Assigned task 1:
Answer these questions using the blog post below.
(a) In what month and year does the writer's father die?
(b) What did a former colleague suggest the changes might be?
(c) Where did the writer's former employee see patients every day?
Assigned task 2:
Write out the part of the blog post below starting with "There are high" and going on through "their own death.".
Assigned task 3:
Carry on the blog post below, beginning right after its final sentence.

A year from hell or the best ever?

  • June 2017 – My father dies.
  • July 2017 – My husband goes into rehab.
  • January 2018 –  My husband is obviously drinking again.
  • January 2018 – I tell him I want a dissolution.
  • July 2018 – He moves out and we get dissolution.
  • August 2018 – I sell my house and buy a smaller one in different school district.
  • September 2018 -my daughter starts a new school her freshman year.
  • October 2018 – I lose my job.

That’s a lot of “stuff” in a short period of time.

So many of my blog posts on this site reflect on incidents that occurred in and around that crazy year of my life.I had every excuse to feel sorry for myself and go into a hole. I didn’t, but that is no credit to me. God blessed me. Every negative incident gave me a new perspective and allowed me to relook at my priorities. I have reshaped and rebuilt. A former colleague respectfully suggested that it might be a mid life crisis. Lol. Easy to be seen as that by outside eyes.

By finding my weaknesses and admitting them, I have been able to help others more. Isn’t that what life on this planet is about anyway?

I like to help people. I think it’s my personal addiction. Most of the time, I find myself helping people problem solve or use their resources wisely. Offering knowledge and support to people who are willing to accept help has been fruitful. I particularly like to help people find happiness. Give me a grumpy person, and I’m pleased as punch to befriend them:-). As a matter of fact, a grumpy guy that had to have been sent my way by God, is a whole lot less grumpy and I’m pleased to be dating him. Thank goodness that helping others is one of the few things God calls on us to do.

In my life before “the crazy year,” my own house was REALLY far from being in order. From the outside, people probably could have perceived it as “perfect.” But they didn’t know reality.

Since the “crazy year” ended, I’ve been able to put most of my house in order (there is still room for improvement.). However, each step I get closer to real order, gives me more opportunity to do God’s work, helping others.

For that, I am TRULY BLESSED

I really hope that calling is tied to the emotional and/or spiritual needs of people, but I’m sure I’ll know it when I see it.

 

Who is an alcoholic?

There are high functioning alcoholics all around us.  They continue daily work, in even the highest types of professional positions, while managing an addiction.  Their ability to appear “normal” allows their condition to be overlooked for a long time, or even through their own death.

A former employee of mine saw patients everyday in a medical office.  The patients loved her, and requested her for care.  She treated their chronic conditions and acute illnesses with care.  Her clinical notes were thorough, accurate, and professional.   Employees around her were glad she joined the team.

Data supplied:
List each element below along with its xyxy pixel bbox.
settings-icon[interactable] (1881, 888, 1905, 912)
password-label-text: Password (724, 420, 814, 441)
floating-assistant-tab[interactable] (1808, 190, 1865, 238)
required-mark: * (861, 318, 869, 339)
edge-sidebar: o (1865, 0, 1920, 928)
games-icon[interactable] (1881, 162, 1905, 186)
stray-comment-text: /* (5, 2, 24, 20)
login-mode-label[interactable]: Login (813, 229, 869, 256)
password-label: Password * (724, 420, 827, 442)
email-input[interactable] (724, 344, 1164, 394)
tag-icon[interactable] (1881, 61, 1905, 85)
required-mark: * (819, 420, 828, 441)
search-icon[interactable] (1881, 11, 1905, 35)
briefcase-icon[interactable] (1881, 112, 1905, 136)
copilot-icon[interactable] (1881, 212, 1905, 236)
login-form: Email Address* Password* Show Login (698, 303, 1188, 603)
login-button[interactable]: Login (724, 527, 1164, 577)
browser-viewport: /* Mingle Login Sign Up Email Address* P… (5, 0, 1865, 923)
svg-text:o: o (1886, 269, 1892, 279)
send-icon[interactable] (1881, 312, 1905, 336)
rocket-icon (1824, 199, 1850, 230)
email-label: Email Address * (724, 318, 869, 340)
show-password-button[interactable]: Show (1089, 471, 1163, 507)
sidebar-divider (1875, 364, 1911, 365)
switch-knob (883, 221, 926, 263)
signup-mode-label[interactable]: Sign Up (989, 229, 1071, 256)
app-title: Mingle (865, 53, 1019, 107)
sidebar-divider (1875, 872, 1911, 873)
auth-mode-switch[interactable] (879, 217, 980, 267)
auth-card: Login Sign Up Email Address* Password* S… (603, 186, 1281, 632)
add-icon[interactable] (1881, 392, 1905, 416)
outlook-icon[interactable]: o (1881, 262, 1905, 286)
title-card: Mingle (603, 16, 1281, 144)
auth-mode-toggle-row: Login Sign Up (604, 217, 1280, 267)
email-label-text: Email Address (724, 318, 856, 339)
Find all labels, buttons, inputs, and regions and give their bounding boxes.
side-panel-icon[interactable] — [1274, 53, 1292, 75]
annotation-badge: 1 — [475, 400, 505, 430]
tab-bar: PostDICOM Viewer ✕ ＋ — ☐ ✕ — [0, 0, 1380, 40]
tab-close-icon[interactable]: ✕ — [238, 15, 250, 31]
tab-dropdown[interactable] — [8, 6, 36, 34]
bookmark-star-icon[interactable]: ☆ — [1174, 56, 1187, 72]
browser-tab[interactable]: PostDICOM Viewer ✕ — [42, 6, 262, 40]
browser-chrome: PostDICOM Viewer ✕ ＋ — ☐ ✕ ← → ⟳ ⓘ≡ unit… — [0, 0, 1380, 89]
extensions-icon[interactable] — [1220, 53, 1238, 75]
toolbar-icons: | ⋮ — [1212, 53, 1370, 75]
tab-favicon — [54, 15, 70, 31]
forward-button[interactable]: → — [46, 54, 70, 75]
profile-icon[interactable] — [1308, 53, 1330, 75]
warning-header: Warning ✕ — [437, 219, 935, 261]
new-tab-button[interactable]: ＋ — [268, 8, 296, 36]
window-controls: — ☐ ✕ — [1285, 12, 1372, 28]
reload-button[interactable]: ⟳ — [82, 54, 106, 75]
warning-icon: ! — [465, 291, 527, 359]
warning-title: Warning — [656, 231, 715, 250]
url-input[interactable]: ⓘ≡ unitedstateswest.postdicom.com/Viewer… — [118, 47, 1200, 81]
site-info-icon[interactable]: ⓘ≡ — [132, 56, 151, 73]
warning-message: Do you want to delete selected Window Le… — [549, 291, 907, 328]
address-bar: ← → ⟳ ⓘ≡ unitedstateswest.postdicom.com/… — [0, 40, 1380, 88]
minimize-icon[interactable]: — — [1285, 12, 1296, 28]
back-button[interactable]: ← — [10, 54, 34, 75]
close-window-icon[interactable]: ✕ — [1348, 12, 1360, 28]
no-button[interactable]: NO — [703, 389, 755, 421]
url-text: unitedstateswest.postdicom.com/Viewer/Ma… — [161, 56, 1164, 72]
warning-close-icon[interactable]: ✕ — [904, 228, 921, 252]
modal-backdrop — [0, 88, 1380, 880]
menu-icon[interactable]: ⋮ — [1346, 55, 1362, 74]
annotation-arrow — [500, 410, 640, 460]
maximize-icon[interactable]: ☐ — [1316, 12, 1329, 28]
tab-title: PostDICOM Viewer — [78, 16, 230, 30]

Answer box 1:
(a) June 2017
(b) A mid life crisis
(c) In a medical office

Answer box 2:
There are high functioning alcoholics all around us.  They continue daily work, in even the highest types of professional positions, while managing an addiction.  Their ability to appear “normal” allows their condition to be overlooked for a long time, or even through their own death.

Answer box 3:
My ex-husband managed people successfully at work.  He never drank during work hours or when our child had school functions.  He didn’t cross paths with the law or get into any altercations.

A friend of mine traveled all over the world for work and continued to get large monetary increases in salary.  She had a husband and two kids and appeared quite successful.

All three of these people are alcoholics.  What do they have in common other than being “hidden”  from suspecting eyes and being professionally successful?

They, and others, use alcohol as a coping mechanism.  In many cases, it is trying to cope with a feeling of “less than.”  Social anxiety, depression, stress, and generalized anxiety are what drove many to alcohol use and eventually to alcoholism.

The people closest to them, typically those that live with them, know the reality.  They worry about them, and worry, and get angry, and get sad, and get frustrated, and get sad, and (repeat, repeat).  It’s a family disease because families walk on egg shell;, they take emotional rollercoaster rides; they get treated to many periods of silence; they have many things that they have said or done forgotten, because the alcoholic was drunk originally.  The list goes on and on.

Typically, they (the alcoholics) become more and more selfish and more and more isolated over time.  Their actions and decisions seem immature emotionally and while they are ashamed of their condition, they build a wall of protection, or even a bubble as my ex did.  And they drink more, and perhaps hide it more.

How does it stop or does it ever?

Nobody can make another person stop drinking.  NOBODY.  I repeat….nobody.  It doesn’t matter if the alcoholic knows that he/she is hurting the family.  It’s not that they want to, but  they can rationalize it away.  Ultimatums do not work….at least not long term.  Some may cave temporarily, but it never works in the end.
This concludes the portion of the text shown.